[START]
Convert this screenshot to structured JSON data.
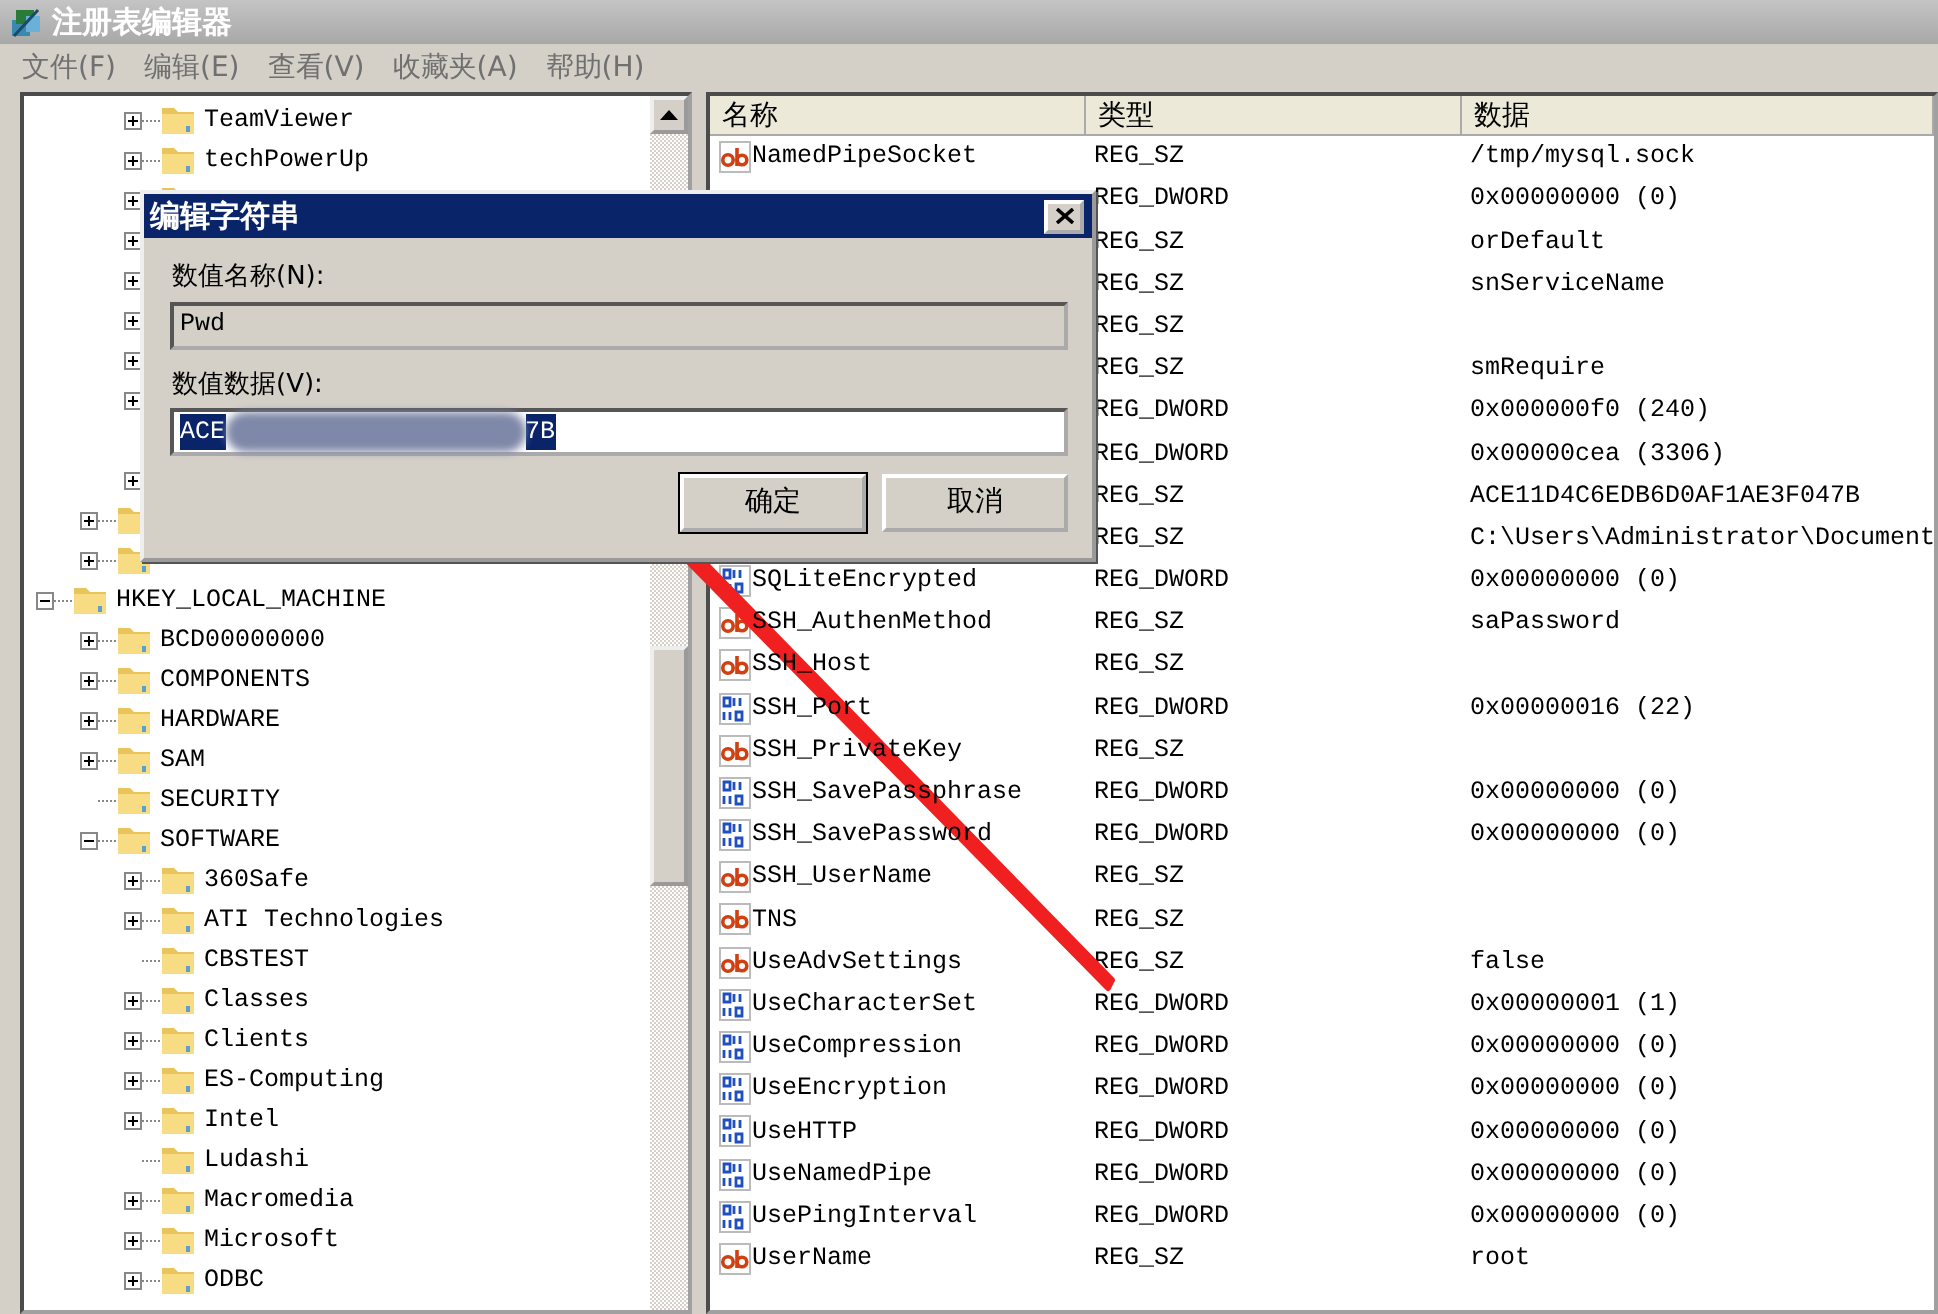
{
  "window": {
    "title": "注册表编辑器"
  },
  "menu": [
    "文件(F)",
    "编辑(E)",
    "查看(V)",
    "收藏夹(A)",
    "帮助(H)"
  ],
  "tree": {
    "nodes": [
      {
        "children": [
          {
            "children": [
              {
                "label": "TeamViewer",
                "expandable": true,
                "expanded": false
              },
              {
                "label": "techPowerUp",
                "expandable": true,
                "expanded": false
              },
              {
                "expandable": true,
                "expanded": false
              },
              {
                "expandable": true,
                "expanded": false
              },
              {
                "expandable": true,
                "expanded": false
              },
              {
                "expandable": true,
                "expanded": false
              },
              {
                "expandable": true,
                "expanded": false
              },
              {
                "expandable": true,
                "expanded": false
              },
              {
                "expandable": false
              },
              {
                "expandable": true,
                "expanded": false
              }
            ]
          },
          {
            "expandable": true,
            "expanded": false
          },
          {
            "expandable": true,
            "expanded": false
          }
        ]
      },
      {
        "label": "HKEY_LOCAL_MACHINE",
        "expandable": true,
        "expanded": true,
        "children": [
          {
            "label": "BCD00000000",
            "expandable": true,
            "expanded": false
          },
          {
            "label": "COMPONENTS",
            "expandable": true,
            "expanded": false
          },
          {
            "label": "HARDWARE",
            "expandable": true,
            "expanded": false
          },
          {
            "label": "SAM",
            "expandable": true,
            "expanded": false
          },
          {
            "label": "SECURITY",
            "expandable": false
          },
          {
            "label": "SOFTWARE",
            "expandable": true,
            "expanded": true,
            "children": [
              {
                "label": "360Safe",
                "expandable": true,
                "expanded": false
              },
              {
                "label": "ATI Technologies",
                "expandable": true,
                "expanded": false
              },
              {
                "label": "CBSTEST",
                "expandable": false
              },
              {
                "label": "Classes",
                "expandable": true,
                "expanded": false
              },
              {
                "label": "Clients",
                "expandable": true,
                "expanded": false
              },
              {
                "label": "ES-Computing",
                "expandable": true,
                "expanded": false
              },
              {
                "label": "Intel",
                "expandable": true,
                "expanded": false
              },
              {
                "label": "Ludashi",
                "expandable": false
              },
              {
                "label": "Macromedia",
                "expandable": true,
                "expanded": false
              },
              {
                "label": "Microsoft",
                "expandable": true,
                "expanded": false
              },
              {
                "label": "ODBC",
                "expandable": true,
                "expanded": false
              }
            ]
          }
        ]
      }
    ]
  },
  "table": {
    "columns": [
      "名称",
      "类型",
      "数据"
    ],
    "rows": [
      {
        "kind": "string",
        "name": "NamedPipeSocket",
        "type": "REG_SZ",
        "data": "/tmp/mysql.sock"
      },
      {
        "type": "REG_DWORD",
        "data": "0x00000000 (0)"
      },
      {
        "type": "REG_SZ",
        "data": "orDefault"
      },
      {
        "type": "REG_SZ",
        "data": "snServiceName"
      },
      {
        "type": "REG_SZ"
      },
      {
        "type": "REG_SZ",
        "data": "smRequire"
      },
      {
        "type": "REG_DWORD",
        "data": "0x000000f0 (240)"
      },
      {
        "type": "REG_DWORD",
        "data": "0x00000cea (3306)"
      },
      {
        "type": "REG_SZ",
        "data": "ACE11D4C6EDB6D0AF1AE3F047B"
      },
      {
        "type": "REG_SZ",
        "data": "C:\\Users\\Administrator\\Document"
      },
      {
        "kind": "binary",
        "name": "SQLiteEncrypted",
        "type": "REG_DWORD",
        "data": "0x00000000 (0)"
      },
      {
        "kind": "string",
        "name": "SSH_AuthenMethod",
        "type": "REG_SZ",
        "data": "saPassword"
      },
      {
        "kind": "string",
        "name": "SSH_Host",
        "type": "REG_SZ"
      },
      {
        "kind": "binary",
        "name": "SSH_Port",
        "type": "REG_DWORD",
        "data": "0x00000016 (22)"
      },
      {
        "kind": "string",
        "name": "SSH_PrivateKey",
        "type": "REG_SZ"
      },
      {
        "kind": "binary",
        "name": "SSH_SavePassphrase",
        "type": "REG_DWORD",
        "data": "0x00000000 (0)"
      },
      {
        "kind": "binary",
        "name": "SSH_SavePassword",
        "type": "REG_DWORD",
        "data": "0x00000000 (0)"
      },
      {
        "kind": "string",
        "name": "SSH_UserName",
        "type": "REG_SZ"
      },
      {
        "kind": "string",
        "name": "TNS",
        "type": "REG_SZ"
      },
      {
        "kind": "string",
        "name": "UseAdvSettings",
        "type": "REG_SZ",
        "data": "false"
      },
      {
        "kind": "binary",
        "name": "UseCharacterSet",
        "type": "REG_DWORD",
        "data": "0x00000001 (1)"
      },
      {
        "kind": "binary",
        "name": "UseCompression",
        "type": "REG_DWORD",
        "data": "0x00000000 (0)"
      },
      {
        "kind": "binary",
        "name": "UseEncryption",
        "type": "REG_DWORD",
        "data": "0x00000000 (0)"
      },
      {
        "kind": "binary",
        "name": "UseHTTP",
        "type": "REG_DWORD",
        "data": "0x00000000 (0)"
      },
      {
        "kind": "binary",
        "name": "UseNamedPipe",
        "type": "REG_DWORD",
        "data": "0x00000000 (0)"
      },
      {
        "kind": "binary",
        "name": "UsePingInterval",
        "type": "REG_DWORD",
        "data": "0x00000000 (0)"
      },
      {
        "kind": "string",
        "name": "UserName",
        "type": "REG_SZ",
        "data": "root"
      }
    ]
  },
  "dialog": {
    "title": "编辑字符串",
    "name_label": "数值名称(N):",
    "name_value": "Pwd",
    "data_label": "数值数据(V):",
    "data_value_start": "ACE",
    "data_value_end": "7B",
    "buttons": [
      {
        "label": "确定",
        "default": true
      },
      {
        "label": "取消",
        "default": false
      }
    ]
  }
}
[END]
### [Request]
Set down all the data again exactly as above, pictures excluded.

### [Full solution]
Convert this screenshot to structured JSON data.
{
  "window": {
    "title": "注册表编辑器"
  },
  "menu": [
    "文件(F)",
    "编辑(E)",
    "查看(V)",
    "收藏夹(A)",
    "帮助(H)"
  ],
  "tree": {
    "nodes": [
      {
        "children": [
          {
            "children": [
              {
                "label": "TeamViewer",
                "expandable": true,
                "expanded": false
              },
              {
                "label": "techPowerUp",
                "expandable": true,
                "expanded": false
              },
              {
                "expandable": true,
                "expanded": false
              },
              {
                "expandable": true,
                "expanded": false
              },
              {
                "expandable": true,
                "expanded": false
              },
              {
                "expandable": true,
                "expanded": false
              },
              {
                "expandable": true,
                "expanded": false
              },
              {
                "expandable": true,
                "expanded": false
              },
              {
                "expandable": false
              },
              {
                "expandable": true,
                "expanded": false
              }
            ]
          },
          {
            "expandable": true,
            "expanded": false
          },
          {
            "expandable": true,
            "expanded": false
          }
        ]
      },
      {
        "label": "HKEY_LOCAL_MACHINE",
        "expandable": true,
        "expanded": true,
        "children": [
          {
            "label": "BCD00000000",
            "expandable": true,
            "expanded": false
          },
          {
            "label": "COMPONENTS",
            "expandable": true,
            "expanded": false
          },
          {
            "label": "HARDWARE",
            "expandable": true,
            "expanded": false
          },
          {
            "label": "SAM",
            "expandable": true,
            "expanded": false
          },
          {
            "label": "SECURITY",
            "expandable": false
          },
          {
            "label": "SOFTWARE",
            "expandable": true,
            "expanded": true,
            "children": [
              {
                "label": "360Safe",
                "expandable": true,
                "expanded": false
              },
              {
                "label": "ATI Technologies",
                "expandable": true,
                "expanded": false
              },
              {
                "label": "CBSTEST",
                "expandable": false
              },
              {
                "label": "Classes",
                "expandable": true,
                "expanded": false
              },
              {
                "label": "Clients",
                "expandable": true,
                "expanded": false
              },
              {
                "label": "ES-Computing",
                "expandable": true,
                "expanded": false
              },
              {
                "label": "Intel",
                "expandable": true,
                "expanded": false
              },
              {
                "label": "Ludashi",
                "expandable": false
              },
              {
                "label": "Macromedia",
                "expandable": true,
                "expanded": false
              },
              {
                "label": "Microsoft",
                "expandable": true,
                "expanded": false
              },
              {
                "label": "ODBC",
                "expandable": true,
                "expanded": false
              }
            ]
          }
        ]
      }
    ]
  },
  "table": {
    "columns": [
      "名称",
      "类型",
      "数据"
    ],
    "rows": [
      {
        "kind": "string",
        "name": "NamedPipeSocket",
        "type": "REG_SZ",
        "data": "/tmp/mysql.sock"
      },
      {
        "type": "REG_DWORD",
        "data": "0x00000000 (0)"
      },
      {
        "type": "REG_SZ",
        "data": "orDefault"
      },
      {
        "type": "REG_SZ",
        "data": "snServiceName"
      },
      {
        "type": "REG_SZ"
      },
      {
        "type": "REG_SZ",
        "data": "smRequire"
      },
      {
        "type": "REG_DWORD",
        "data": "0x000000f0 (240)"
      },
      {
        "type": "REG_DWORD",
        "data": "0x00000cea (3306)"
      },
      {
        "type": "REG_SZ",
        "data": "ACE11D4C6EDB6D0AF1AE3F047B"
      },
      {
        "type": "REG_SZ",
        "data": "C:\\Users\\Administrator\\Document"
      },
      {
        "kind": "binary",
        "name": "SQLiteEncrypted",
        "type": "REG_DWORD",
        "data": "0x00000000 (0)"
      },
      {
        "kind": "string",
        "name": "SSH_AuthenMethod",
        "type": "REG_SZ",
        "data": "saPassword"
      },
      {
        "kind": "string",
        "name": "SSH_Host",
        "type": "REG_SZ"
      },
      {
        "kind": "binary",
        "name": "SSH_Port",
        "type": "REG_DWORD",
        "data": "0x00000016 (22)"
      },
      {
        "kind": "string",
        "name": "SSH_PrivateKey",
        "type": "REG_SZ"
      },
      {
        "kind": "binary",
        "name": "SSH_SavePassphrase",
        "type": "REG_DWORD",
        "data": "0x00000000 (0)"
      },
      {
        "kind": "binary",
        "name": "SSH_SavePassword",
        "type": "REG_DWORD",
        "data": "0x00000000 (0)"
      },
      {
        "kind": "string",
        "name": "SSH_UserName",
        "type": "REG_SZ"
      },
      {
        "kind": "string",
        "name": "TNS",
        "type": "REG_SZ"
      },
      {
        "kind": "string",
        "name": "UseAdvSettings",
        "type": "REG_SZ",
        "data": "false"
      },
      {
        "kind": "binary",
        "name": "UseCharacterSet",
        "type": "REG_DWORD",
        "data": "0x00000001 (1)"
      },
      {
        "kind": "binary",
        "name": "UseCompression",
        "type": "REG_DWORD",
        "data": "0x00000000 (0)"
      },
      {
        "kind": "binary",
        "name": "UseEncryption",
        "type": "REG_DWORD",
        "data": "0x00000000 (0)"
      },
      {
        "kind": "binary",
        "name": "UseHTTP",
        "type": "REG_DWORD",
        "data": "0x00000000 (0)"
      },
      {
        "kind": "binary",
        "name": "UseNamedPipe",
        "type": "REG_DWORD",
        "data": "0x00000000 (0)"
      },
      {
        "kind": "binary",
        "name": "UsePingInterval",
        "type": "REG_DWORD",
        "data": "0x00000000 (0)"
      },
      {
        "kind": "string",
        "name": "UserName",
        "type": "REG_SZ",
        "data": "root"
      }
    ]
  },
  "dialog": {
    "title": "编辑字符串",
    "name_label": "数值名称(N):",
    "name_value": "Pwd",
    "data_label": "数值数据(V):",
    "data_value_start": "ACE",
    "data_value_end": "7B",
    "buttons": [
      {
        "label": "确定",
        "default": true
      },
      {
        "label": "取消",
        "default": false
      }
    ]
  }
}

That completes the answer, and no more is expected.